● DESCRIPTION OF THE TASK:
In the following material, identify every line holding the string "otras" and return it.

begin DATA LISTING

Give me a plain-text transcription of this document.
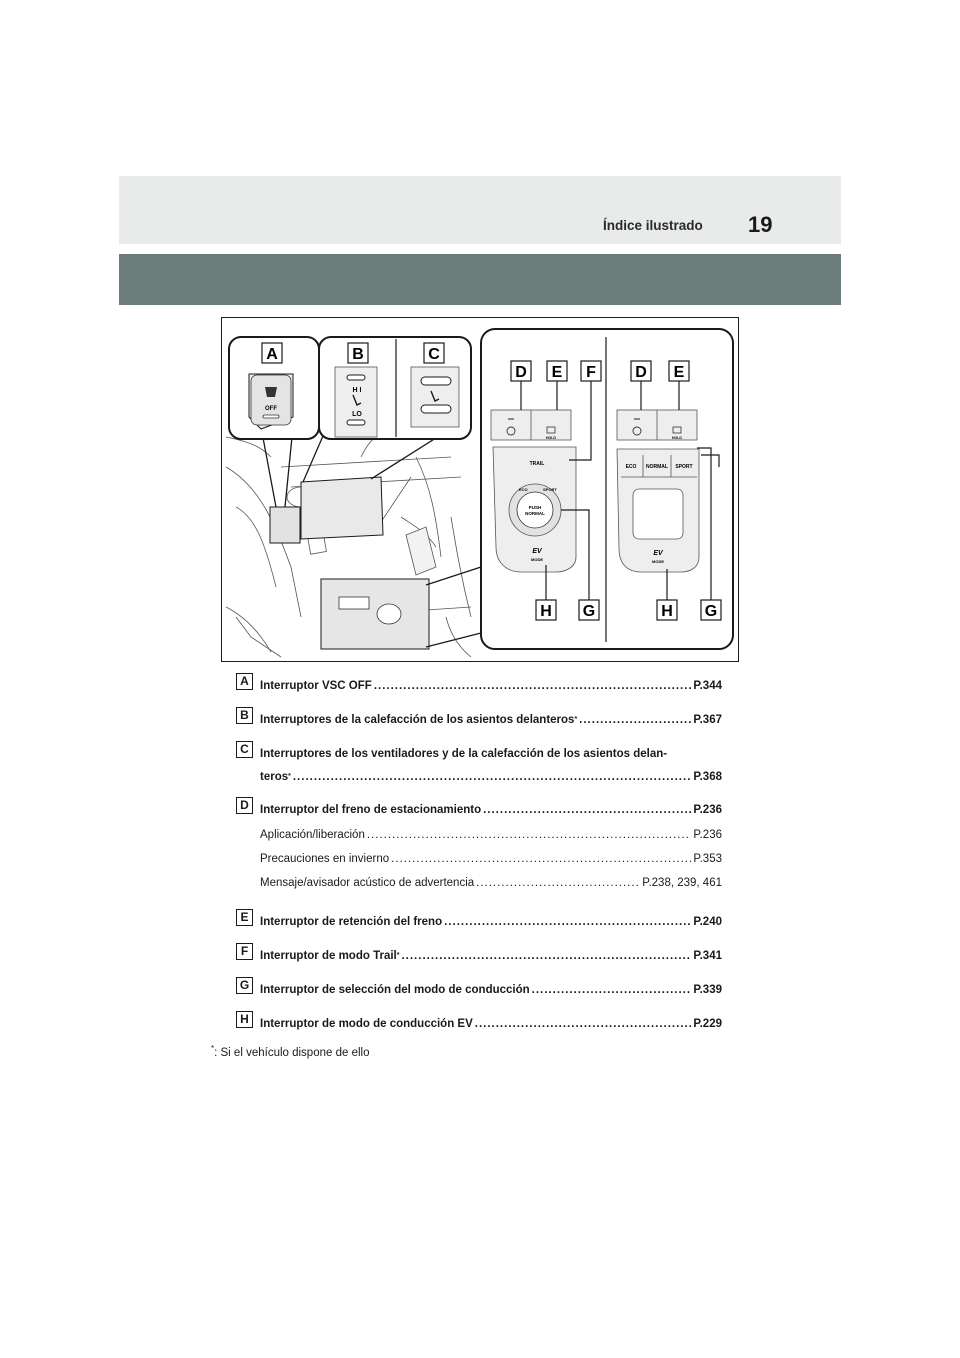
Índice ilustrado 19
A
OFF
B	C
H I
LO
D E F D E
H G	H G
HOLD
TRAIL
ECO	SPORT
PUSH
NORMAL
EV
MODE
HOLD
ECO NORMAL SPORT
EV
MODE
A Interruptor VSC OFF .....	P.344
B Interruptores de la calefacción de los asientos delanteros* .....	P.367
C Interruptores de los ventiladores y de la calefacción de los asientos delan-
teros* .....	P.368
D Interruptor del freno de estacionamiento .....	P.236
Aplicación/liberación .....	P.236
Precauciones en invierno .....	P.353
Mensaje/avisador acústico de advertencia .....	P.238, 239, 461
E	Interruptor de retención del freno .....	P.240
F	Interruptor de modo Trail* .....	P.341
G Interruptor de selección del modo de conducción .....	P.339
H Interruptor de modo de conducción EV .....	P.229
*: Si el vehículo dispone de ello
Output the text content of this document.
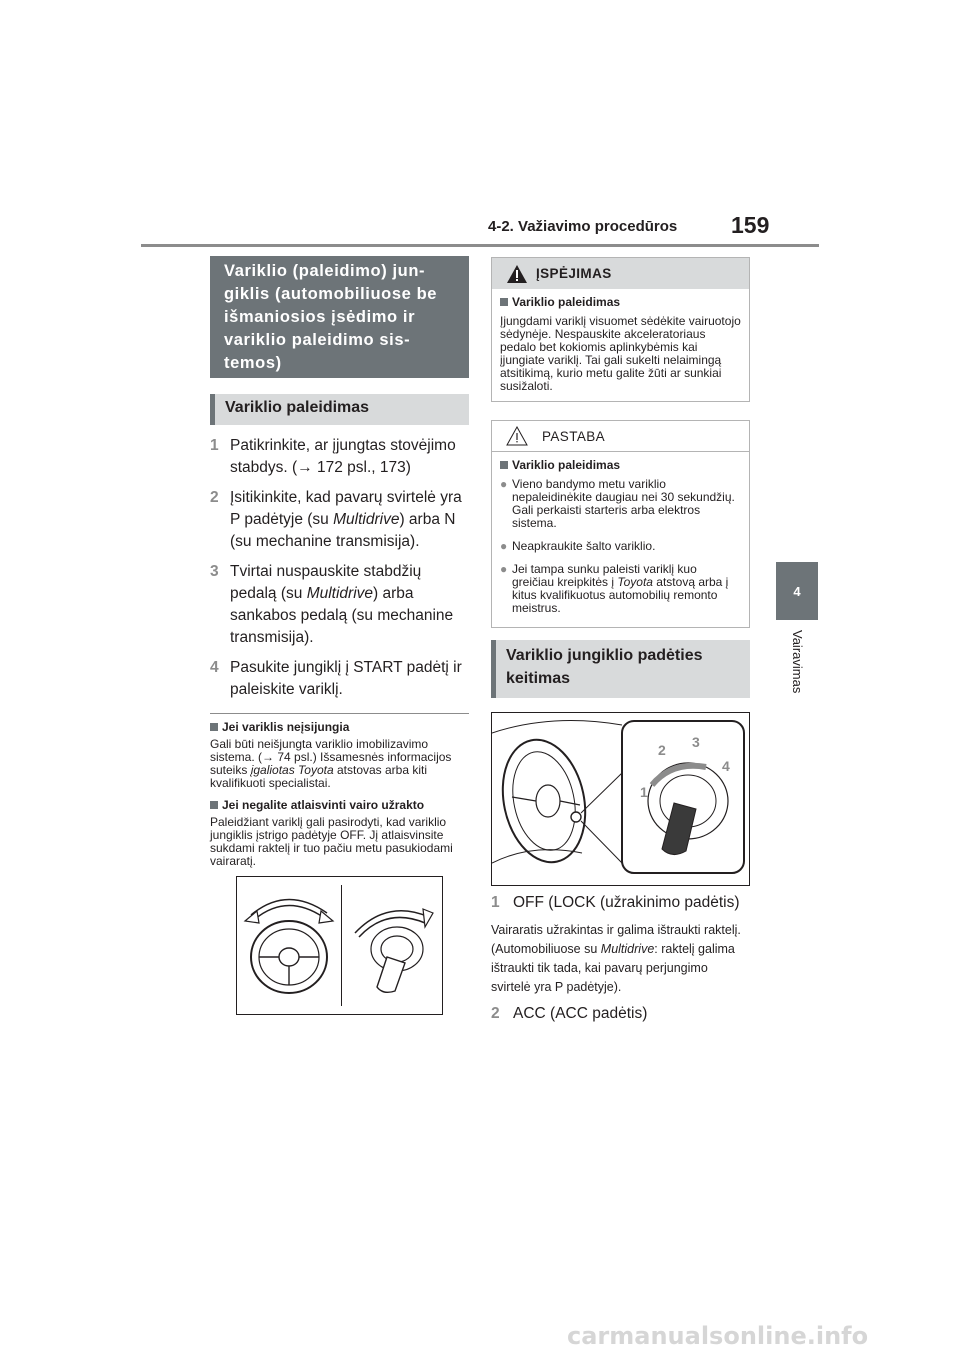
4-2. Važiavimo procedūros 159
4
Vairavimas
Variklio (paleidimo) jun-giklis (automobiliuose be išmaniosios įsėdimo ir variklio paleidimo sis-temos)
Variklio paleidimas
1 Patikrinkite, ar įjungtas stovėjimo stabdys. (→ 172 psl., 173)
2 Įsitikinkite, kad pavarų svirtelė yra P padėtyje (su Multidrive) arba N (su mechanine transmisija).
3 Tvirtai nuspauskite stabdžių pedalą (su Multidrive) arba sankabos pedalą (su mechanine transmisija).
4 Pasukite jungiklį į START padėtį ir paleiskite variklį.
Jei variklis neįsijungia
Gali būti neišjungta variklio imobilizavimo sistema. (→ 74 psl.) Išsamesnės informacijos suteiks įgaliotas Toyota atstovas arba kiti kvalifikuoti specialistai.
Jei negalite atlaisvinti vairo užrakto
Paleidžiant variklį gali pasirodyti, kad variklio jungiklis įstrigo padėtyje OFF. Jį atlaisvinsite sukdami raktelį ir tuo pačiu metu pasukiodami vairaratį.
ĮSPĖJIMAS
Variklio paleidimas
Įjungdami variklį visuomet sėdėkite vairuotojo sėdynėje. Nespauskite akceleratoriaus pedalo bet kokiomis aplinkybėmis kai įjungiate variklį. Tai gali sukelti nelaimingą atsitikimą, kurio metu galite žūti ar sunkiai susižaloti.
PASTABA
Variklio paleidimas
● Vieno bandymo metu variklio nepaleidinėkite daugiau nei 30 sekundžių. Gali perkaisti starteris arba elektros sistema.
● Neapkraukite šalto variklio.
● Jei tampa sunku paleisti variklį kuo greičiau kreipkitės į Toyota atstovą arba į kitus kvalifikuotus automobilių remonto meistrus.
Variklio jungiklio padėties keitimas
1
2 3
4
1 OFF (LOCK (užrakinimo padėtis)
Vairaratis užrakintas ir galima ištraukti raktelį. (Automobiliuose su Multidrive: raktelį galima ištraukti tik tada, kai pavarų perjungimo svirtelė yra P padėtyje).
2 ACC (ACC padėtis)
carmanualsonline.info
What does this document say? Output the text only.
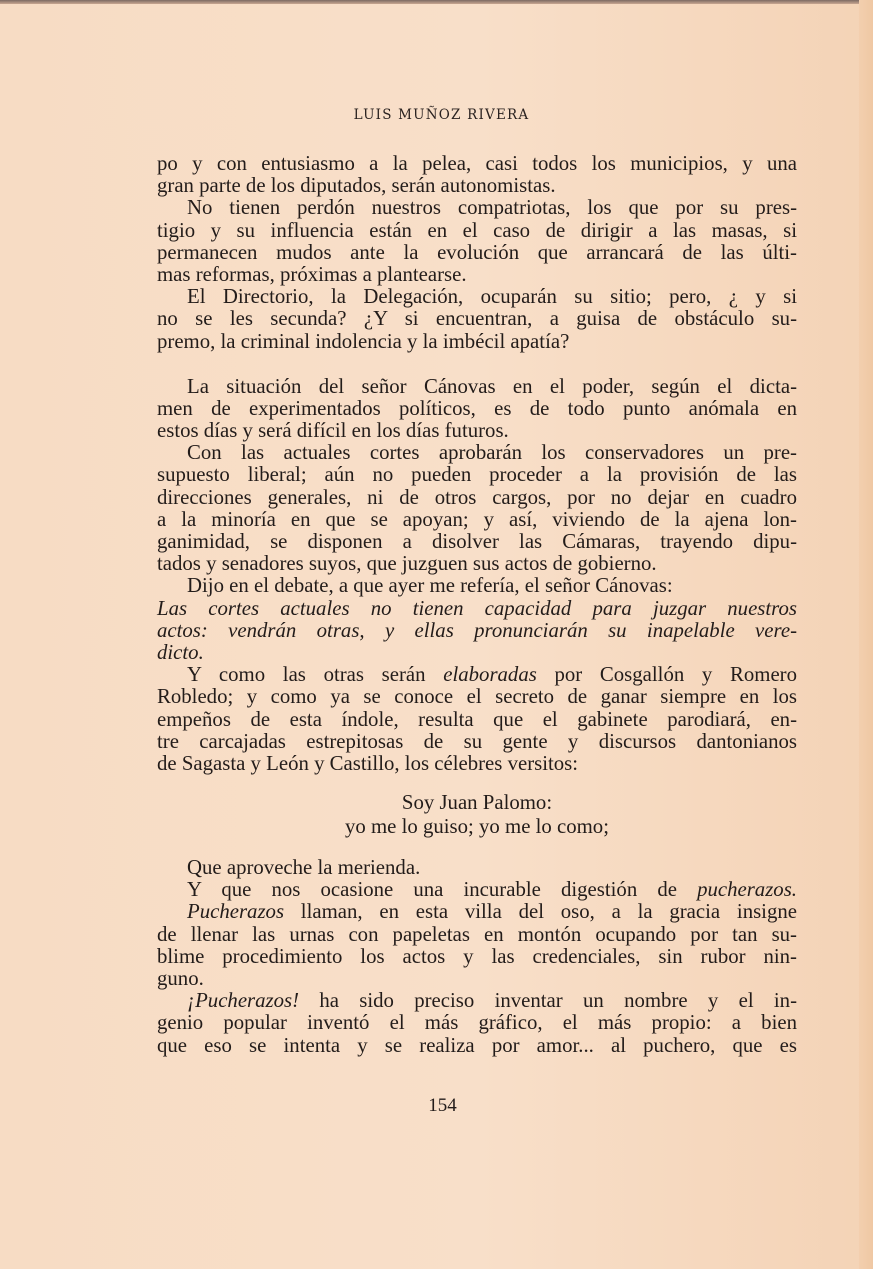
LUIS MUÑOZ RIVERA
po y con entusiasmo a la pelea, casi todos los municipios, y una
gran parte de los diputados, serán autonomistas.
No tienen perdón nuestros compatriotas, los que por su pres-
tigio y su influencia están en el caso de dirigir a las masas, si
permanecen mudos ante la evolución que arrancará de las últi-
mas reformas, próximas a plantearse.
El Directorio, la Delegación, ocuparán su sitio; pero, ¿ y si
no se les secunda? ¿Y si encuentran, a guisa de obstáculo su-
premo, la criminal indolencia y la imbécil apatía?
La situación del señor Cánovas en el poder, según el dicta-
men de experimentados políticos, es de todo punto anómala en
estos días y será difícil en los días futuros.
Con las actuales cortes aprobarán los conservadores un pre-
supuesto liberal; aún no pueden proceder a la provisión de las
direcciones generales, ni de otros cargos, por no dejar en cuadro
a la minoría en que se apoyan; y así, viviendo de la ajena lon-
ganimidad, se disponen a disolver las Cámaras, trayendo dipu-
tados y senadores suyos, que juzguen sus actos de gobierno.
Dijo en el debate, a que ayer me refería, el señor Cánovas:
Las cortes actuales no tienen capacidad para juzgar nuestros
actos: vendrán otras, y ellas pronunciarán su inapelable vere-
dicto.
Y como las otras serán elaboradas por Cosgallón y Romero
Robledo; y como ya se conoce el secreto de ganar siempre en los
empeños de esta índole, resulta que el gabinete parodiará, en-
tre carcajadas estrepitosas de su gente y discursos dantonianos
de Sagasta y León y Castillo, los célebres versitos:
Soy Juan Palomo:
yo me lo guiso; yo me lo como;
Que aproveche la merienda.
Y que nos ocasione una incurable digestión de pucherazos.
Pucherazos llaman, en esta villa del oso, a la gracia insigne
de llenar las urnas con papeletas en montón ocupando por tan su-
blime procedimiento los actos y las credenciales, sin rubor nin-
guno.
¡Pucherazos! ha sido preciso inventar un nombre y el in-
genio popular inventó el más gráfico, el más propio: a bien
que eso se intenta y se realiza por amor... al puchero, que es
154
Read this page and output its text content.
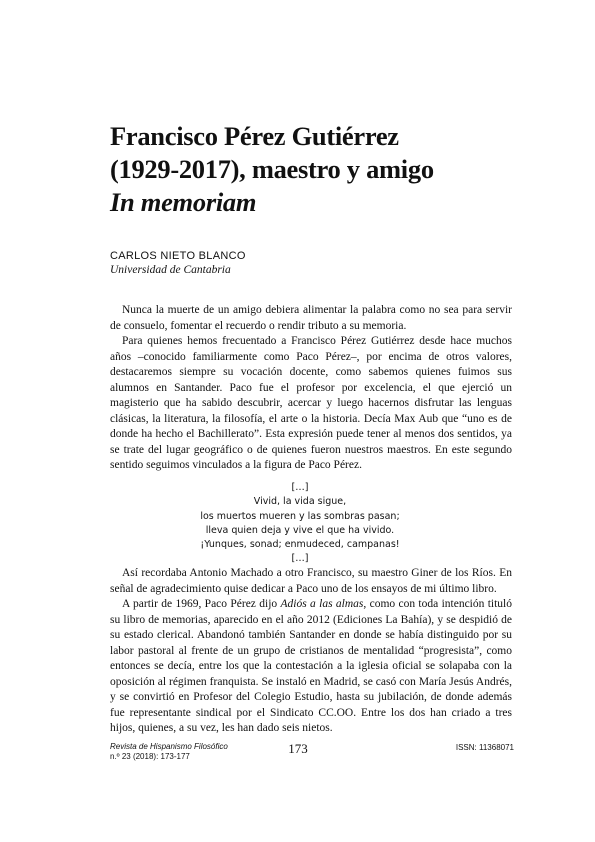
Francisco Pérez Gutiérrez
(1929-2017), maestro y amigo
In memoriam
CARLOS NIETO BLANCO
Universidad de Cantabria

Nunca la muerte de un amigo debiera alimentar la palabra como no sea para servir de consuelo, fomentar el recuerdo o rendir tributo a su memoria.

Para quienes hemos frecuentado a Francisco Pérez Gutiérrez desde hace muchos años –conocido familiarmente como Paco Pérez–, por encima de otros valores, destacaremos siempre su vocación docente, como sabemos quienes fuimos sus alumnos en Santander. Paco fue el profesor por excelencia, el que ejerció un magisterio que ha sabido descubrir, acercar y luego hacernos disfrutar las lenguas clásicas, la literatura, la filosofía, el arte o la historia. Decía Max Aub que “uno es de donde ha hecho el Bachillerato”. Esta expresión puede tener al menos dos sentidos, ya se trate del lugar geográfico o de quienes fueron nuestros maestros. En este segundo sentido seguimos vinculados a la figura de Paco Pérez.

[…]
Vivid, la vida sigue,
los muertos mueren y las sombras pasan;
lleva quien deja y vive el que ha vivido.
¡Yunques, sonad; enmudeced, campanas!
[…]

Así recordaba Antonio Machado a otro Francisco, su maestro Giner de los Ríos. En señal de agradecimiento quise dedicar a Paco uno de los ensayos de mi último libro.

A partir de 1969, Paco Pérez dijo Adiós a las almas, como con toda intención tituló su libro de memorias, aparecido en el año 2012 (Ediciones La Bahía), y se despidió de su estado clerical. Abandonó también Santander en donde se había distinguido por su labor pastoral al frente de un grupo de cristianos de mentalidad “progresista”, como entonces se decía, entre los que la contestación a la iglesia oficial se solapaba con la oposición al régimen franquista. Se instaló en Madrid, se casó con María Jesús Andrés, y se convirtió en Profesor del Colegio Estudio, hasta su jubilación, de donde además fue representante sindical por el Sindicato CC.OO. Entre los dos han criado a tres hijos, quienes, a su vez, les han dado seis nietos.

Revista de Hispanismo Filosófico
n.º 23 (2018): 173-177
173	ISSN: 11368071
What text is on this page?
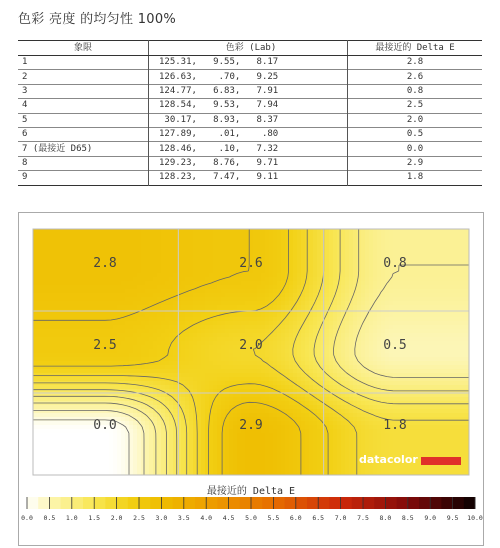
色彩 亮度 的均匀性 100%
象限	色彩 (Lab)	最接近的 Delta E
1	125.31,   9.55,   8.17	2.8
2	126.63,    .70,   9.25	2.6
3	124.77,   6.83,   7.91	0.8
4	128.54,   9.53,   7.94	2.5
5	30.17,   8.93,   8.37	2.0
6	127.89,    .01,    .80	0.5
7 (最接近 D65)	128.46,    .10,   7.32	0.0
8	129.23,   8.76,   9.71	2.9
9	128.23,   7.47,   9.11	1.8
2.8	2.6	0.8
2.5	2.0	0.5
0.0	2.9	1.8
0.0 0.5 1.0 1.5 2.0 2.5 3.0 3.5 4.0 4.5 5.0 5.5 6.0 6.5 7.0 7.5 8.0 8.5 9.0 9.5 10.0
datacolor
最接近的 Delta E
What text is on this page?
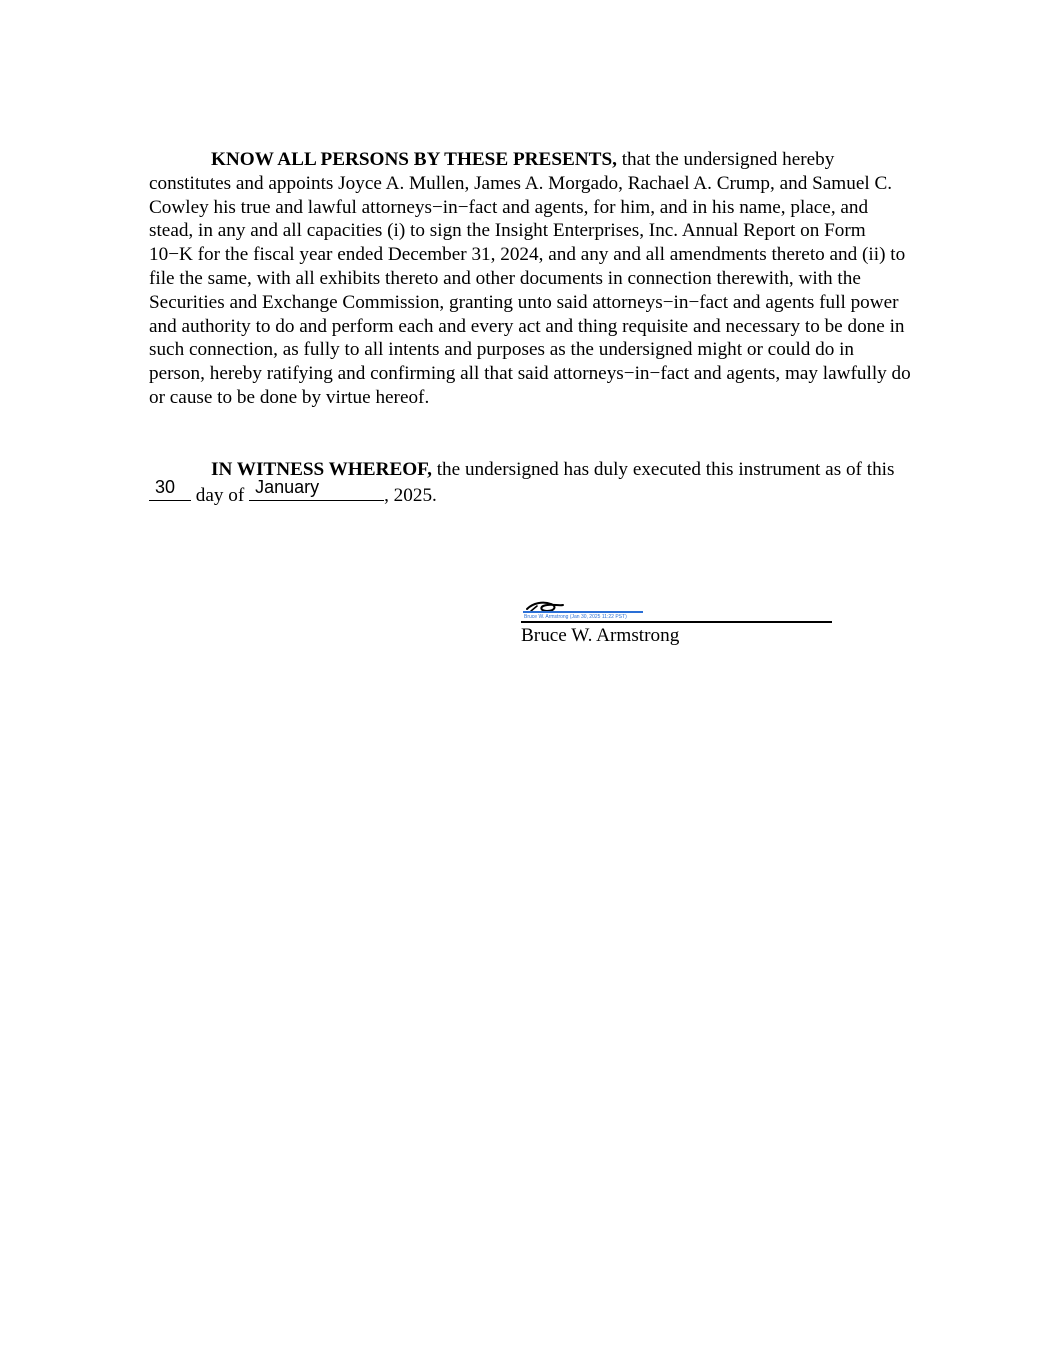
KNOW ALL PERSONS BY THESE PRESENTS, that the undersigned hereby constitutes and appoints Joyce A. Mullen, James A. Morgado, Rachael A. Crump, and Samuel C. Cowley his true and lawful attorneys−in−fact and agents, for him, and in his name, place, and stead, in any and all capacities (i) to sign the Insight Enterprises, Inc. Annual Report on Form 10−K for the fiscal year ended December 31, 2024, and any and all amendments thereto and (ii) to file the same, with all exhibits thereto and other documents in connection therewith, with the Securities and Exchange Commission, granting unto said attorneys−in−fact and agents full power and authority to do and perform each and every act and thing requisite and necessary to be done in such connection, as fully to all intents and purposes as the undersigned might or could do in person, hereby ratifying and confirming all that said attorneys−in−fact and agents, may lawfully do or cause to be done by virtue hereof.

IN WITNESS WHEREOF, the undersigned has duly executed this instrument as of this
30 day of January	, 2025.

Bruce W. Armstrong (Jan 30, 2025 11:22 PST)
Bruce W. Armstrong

end DATA LISTING

● WORKED SOLUTION:
actos: vendrán otras, y ellas pronunciarán su inapelable vere-
Y como las otras serán elaboradas por Cosgallón y Romero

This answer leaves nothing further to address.